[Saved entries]
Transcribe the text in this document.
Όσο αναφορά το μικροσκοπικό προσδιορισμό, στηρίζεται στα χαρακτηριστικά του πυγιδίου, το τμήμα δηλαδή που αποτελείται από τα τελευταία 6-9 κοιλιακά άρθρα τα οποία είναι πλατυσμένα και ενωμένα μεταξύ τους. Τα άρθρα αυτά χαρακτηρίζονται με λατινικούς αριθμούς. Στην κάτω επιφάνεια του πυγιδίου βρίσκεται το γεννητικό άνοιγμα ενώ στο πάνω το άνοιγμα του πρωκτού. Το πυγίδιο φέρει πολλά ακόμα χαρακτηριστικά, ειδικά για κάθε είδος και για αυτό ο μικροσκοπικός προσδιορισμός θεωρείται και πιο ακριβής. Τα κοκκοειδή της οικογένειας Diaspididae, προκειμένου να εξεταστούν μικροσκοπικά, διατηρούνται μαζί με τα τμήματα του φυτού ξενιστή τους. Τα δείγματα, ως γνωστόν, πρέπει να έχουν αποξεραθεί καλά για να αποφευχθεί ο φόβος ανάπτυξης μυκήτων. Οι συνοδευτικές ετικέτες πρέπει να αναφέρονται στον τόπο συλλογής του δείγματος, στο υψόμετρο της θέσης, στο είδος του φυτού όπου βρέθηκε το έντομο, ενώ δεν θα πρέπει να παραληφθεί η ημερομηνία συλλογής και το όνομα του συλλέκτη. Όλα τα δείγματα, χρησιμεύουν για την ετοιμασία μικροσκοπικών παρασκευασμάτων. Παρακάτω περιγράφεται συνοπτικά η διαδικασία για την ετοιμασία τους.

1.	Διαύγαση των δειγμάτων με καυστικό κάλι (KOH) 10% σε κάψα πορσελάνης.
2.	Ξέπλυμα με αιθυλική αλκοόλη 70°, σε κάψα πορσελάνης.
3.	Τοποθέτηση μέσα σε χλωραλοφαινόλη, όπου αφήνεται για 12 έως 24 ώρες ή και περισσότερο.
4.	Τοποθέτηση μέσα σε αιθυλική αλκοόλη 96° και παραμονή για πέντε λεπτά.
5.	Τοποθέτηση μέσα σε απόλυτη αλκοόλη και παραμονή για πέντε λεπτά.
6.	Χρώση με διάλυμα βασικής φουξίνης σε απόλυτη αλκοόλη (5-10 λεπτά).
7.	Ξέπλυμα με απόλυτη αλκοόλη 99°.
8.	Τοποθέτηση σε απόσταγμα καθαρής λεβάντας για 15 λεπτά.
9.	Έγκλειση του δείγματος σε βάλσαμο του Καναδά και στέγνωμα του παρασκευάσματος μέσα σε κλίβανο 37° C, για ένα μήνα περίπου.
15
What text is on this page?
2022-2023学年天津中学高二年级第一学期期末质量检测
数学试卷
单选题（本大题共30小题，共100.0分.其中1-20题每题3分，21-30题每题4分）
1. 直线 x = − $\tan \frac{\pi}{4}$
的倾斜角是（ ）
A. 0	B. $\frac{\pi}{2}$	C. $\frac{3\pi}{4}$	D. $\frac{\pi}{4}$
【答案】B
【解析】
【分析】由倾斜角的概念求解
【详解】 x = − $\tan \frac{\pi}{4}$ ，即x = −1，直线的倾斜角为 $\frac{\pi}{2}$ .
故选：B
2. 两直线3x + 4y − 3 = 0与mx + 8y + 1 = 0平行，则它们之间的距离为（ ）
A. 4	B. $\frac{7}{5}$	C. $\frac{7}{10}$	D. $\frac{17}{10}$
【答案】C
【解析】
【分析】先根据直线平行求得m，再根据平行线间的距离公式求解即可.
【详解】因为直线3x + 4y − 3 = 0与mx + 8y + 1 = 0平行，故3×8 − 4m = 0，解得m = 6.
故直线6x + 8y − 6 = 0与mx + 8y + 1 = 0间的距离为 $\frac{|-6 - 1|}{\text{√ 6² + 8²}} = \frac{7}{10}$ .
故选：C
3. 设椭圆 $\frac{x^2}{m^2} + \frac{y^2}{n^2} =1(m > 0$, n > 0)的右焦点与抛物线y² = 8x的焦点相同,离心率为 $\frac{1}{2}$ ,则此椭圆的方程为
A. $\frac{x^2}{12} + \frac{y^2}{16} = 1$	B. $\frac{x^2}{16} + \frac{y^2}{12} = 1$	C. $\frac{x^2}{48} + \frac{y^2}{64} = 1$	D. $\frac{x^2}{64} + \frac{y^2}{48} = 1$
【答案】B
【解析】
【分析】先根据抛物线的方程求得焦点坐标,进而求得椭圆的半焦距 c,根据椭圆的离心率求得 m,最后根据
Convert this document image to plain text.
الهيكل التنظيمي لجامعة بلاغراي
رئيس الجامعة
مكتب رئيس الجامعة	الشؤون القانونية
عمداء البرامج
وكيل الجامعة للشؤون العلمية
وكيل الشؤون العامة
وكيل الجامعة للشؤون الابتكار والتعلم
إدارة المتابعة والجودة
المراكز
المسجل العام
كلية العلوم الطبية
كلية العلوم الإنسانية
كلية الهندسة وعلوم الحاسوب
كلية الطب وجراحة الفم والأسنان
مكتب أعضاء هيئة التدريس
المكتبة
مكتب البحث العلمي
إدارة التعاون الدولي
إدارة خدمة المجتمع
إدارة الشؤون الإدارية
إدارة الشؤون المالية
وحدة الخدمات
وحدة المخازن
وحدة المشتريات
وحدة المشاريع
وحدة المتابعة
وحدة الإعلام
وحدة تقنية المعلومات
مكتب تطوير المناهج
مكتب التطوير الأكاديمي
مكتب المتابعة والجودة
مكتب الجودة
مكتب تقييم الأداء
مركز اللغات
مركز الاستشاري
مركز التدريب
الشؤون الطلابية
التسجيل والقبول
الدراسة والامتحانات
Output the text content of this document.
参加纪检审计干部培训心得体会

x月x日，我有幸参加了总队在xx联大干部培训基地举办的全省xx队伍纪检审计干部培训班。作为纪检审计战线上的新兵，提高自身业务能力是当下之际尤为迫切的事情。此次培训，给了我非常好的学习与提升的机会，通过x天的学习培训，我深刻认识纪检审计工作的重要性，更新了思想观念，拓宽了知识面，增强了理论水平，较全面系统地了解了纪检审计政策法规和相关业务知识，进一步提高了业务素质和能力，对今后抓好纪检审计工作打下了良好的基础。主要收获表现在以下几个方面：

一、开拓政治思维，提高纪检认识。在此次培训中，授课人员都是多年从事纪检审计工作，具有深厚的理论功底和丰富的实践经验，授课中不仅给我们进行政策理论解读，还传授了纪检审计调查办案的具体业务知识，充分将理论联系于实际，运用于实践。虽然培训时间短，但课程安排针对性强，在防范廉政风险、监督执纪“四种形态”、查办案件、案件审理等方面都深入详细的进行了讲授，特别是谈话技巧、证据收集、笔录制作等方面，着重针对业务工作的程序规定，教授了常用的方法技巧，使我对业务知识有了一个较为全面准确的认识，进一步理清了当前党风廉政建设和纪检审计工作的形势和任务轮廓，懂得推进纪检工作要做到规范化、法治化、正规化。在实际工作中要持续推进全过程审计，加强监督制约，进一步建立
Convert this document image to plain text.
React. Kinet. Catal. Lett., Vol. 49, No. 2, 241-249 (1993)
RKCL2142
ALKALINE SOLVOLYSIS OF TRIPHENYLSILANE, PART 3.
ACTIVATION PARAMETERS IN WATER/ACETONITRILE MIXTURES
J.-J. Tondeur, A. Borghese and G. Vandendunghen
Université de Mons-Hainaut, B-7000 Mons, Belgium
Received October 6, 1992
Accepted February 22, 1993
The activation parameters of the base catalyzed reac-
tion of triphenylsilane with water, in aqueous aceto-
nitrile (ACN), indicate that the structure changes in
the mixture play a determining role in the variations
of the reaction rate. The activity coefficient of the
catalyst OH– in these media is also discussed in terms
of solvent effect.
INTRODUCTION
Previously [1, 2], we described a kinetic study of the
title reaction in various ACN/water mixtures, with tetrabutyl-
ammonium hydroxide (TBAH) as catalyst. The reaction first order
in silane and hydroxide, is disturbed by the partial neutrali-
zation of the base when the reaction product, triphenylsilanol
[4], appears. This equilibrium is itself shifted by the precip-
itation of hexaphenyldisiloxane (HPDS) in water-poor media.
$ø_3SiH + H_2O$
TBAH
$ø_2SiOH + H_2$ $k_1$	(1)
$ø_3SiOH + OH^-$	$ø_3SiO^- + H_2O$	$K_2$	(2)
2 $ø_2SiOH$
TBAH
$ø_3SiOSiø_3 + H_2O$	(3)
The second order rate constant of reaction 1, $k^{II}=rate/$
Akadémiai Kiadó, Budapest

- [DIRECTIONS FOR THIS TASK]:
Using the material above, report each line where "وحدة" occurs.

- [FULL RESPONSE]:
وحدة الخدمات
وحدة المخازن
وحدة المشتريات
وحدة المشاريع
وحدة المتابعة
وحدة الإعلام
وحدة تقنية المعلومات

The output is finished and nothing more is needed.